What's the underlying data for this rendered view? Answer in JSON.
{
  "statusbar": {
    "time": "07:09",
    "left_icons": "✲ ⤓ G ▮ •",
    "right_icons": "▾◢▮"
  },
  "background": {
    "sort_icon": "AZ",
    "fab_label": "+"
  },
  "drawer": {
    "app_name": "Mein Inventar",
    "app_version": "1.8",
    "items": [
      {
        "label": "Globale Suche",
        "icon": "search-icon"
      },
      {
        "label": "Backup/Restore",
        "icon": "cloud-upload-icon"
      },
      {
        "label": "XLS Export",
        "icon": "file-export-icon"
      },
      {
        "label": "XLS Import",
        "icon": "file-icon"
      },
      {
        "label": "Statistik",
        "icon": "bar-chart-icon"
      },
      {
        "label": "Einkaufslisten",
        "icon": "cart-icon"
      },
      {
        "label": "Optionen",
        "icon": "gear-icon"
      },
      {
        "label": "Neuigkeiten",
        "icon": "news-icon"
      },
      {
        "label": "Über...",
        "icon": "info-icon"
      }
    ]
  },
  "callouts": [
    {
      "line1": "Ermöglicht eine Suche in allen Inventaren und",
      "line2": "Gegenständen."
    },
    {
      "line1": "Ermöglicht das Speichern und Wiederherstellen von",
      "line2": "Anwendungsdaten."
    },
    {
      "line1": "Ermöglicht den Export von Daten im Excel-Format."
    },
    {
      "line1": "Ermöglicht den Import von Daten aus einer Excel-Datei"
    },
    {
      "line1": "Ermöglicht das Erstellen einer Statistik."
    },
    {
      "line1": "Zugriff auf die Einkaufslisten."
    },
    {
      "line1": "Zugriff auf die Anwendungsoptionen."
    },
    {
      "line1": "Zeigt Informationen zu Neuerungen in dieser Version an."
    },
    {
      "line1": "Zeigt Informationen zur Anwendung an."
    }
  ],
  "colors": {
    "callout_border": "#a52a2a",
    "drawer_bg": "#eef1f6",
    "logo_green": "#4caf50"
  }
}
******************************
* _Written instruction_:
Copy, from the material, each line that holds the string "Zeigt".

* _Written solution_:
      "line1": "Zeigt Informationen zu Neuerungen in dieser Version an."
      "line1": "Zeigt Informationen zur Anwendung an."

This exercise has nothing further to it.